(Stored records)
>>>
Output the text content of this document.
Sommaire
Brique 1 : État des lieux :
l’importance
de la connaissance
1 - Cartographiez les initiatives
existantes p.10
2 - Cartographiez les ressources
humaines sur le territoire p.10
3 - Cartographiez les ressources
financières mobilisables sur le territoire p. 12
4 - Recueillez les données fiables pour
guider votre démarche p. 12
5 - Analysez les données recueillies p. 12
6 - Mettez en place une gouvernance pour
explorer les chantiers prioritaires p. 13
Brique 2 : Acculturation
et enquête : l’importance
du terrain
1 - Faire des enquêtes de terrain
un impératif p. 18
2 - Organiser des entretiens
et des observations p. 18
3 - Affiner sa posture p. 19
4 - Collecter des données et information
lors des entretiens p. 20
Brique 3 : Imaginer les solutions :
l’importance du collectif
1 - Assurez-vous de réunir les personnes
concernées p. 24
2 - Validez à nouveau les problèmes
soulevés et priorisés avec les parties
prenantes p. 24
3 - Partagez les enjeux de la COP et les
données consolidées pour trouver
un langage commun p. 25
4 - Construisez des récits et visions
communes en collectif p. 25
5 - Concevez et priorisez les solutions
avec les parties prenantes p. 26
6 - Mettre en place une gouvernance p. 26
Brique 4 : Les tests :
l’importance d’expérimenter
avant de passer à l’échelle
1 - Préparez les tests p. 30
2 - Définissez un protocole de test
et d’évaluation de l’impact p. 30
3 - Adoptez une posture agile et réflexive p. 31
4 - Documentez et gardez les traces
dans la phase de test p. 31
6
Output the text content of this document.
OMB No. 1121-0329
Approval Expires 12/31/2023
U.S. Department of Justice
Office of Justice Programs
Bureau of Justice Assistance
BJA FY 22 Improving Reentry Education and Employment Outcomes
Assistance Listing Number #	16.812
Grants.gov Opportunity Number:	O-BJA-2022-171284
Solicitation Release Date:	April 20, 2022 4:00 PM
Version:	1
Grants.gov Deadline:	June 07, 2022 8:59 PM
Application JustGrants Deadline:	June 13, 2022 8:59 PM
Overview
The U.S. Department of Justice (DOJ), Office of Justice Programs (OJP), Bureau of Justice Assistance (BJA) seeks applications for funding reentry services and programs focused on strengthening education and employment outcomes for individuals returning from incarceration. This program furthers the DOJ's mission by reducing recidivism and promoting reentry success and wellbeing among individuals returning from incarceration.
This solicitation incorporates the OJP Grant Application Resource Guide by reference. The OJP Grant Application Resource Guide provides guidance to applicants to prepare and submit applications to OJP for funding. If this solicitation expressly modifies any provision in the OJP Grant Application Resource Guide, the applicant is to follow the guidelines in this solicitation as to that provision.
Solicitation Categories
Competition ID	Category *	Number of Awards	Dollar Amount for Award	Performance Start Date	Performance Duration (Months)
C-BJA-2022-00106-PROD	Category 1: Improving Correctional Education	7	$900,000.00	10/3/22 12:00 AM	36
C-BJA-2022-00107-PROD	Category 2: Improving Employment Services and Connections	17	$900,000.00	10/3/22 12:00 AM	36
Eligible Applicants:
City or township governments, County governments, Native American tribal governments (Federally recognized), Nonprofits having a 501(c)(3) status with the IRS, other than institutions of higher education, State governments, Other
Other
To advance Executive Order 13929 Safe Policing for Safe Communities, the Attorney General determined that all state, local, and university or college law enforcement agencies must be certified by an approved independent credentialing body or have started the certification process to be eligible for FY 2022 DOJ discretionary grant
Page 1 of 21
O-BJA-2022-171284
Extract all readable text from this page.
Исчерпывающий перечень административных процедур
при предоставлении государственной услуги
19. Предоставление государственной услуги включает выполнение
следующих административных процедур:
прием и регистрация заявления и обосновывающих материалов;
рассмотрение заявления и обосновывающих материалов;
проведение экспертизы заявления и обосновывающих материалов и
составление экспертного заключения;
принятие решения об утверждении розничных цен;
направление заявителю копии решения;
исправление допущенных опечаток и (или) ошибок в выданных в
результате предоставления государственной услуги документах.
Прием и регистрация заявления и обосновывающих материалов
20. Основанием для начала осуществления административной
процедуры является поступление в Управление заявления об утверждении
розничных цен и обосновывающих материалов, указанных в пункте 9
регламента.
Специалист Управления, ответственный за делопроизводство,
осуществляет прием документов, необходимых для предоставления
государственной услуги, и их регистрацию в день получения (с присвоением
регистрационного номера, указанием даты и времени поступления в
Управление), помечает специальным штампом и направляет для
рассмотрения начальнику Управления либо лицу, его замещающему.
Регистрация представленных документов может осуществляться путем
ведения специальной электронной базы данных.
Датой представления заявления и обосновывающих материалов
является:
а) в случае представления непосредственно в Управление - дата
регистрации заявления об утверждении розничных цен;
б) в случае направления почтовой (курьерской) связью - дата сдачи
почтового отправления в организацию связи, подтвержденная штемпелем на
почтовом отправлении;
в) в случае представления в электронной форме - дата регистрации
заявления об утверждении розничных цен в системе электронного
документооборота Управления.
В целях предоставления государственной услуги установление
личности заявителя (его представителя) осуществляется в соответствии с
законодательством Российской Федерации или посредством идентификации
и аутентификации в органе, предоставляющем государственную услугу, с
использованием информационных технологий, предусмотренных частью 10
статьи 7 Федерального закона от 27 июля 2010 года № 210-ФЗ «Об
<<<
Transcribe all the entries, keeping each one exactly as it is.

**SOLVED PROBLEM**
Output the text content of this document.
Sommaire
Brique 1 : État des lieux :
l’importance
de la connaissance
1 - Cartographiez les initiatives
existantes p.10
2 - Cartographiez les ressources
humaines sur le territoire p.10
3 - Cartographiez les ressources
financières mobilisables sur le territoire p. 12
4 - Recueillez les données fiables pour
guider votre démarche p. 12
5 - Analysez les données recueillies p. 12
6 - Mettez en place une gouvernance pour
explorer les chantiers prioritaires p. 13
Brique 2 : Acculturation
et enquête : l’importance
du terrain
1 - Faire des enquêtes de terrain
un impératif p. 18
2 - Organiser des entretiens
et des observations p. 18
3 - Affiner sa posture p. 19
4 - Collecter des données et information
lors des entretiens p. 20
Brique 3 : Imaginer les solutions :
l’importance du collectif
1 - Assurez-vous de réunir les personnes
concernées p. 24
2 - Validez à nouveau les problèmes
soulevés et priorisés avec les parties
prenantes p. 24
3 - Partagez les enjeux de la COP et les
données consolidées pour trouver
un langage commun p. 25
4 - Construisez des récits et visions
communes en collectif p. 25
5 - Concevez et priorisez les solutions
avec les parties prenantes p. 26
6 - Mettre en place une gouvernance p. 26
Brique 4 : Les tests :
l’importance d’expérimenter
avant de passer à l’échelle
1 - Préparez les tests p. 30
2 - Définissez un protocole de test
et d’évaluation de l’impact p. 30
3 - Adoptez une posture agile et réflexive p. 31
4 - Documentez et gardez les traces
dans la phase de test p. 31
6
Output the text content of this document.
OMB No. 1121-0329
Approval Expires 12/31/2023
U.S. Department of Justice
Office of Justice Programs
Bureau of Justice Assistance
BJA FY 22 Improving Reentry Education and Employment Outcomes
Assistance Listing Number #	16.812
Grants.gov Opportunity Number:	O-BJA-2022-171284
Solicitation Release Date:	April 20, 2022 4:00 PM
Version:	1
Grants.gov Deadline:	June 07, 2022 8:59 PM
Application JustGrants Deadline:	June 13, 2022 8:59 PM
Overview
The U.S. Department of Justice (DOJ), Office of Justice Programs (OJP), Bureau of Justice Assistance (BJA) seeks applications for funding reentry services and programs focused on strengthening education and employment outcomes for individuals returning from incarceration. This program furthers the DOJ's mission by reducing recidivism and promoting reentry success and wellbeing among individuals returning from incarceration.
This solicitation incorporates the OJP Grant Application Resource Guide by reference. The OJP Grant Application Resource Guide provides guidance to applicants to prepare and submit applications to OJP for funding. If this solicitation expressly modifies any provision in the OJP Grant Application Resource Guide, the applicant is to follow the guidelines in this solicitation as to that provision.
Solicitation Categories
Competition ID	Category *	Number of Awards	Dollar Amount for Award	Performance Start Date	Performance Duration (Months)
C-BJA-2022-00106-PROD	Category 1: Improving Correctional Education	7	$900,000.00	10/3/22 12:00 AM	36
C-BJA-2022-00107-PROD	Category 2: Improving Employment Services and Connections	17	$900,000.00	10/3/22 12:00 AM	36
Eligible Applicants:
City or township governments, County governments, Native American tribal governments (Federally recognized), Nonprofits having a 501(c)(3) status with the IRS, other than institutions of higher education, State governments, Other
Other
To advance Executive Order 13929 Safe Policing for Safe Communities, the Attorney General determined that all state, local, and university or college law enforcement agencies must be certified by an approved independent credentialing body or have started the certification process to be eligible for FY 2022 DOJ discretionary grant
Page 1 of 21
O-BJA-2022-171284
Extract all readable text from this page.
Исчерпывающий перечень административных процедур
при предоставлении государственной услуги
19. Предоставление государственной услуги включает выполнение
следующих административных процедур:
прием и регистрация заявления и обосновывающих материалов;
рассмотрение заявления и обосновывающих материалов;
проведение экспертизы заявления и обосновывающих материалов и
составление экспертного заключения;
принятие решения об утверждении розничных цен;
направление заявителю копии решения;
исправление допущенных опечаток и (или) ошибок в выданных в
результате предоставления государственной услуги документах.
Прием и регистрация заявления и обосновывающих материалов
20. Основанием для начала осуществления административной
процедуры является поступление в Управление заявления об утверждении
розничных цен и обосновывающих материалов, указанных в пункте 9
регламента.
Специалист Управления, ответственный за делопроизводство,
осуществляет прием документов, необходимых для предоставления
государственной услуги, и их регистрацию в день получения (с присвоением
регистрационного номера, указанием даты и времени поступления в
Управление), помечает специальным штампом и направляет для
рассмотрения начальнику Управления либо лицу, его замещающему.
Регистрация представленных документов может осуществляться путем
ведения специальной электронной базы данных.
Датой представления заявления и обосновывающих материалов
является:
а) в случае представления непосредственно в Управление - дата
регистрации заявления об утверждении розничных цен;
б) в случае направления почтовой (курьерской) связью - дата сдачи
почтового отправления в организацию связи, подтвержденная штемпелем на
почтовом отправлении;
в) в случае представления в электронной форме - дата регистрации
заявления об утверждении розничных цен в системе электронного
документооборота Управления.
В целях предоставления государственной услуги установление
личности заявителя (его представителя) осуществляется в соответствии с
законодательством Российской Федерации или посредством идентификации
и аутентификации в органе, предоставляющем государственную услугу, с
использованием информационных технологий, предусмотренных частью 10
статьи 7 Федерального закона от 27 июля 2010 года № 210-ФЗ «Об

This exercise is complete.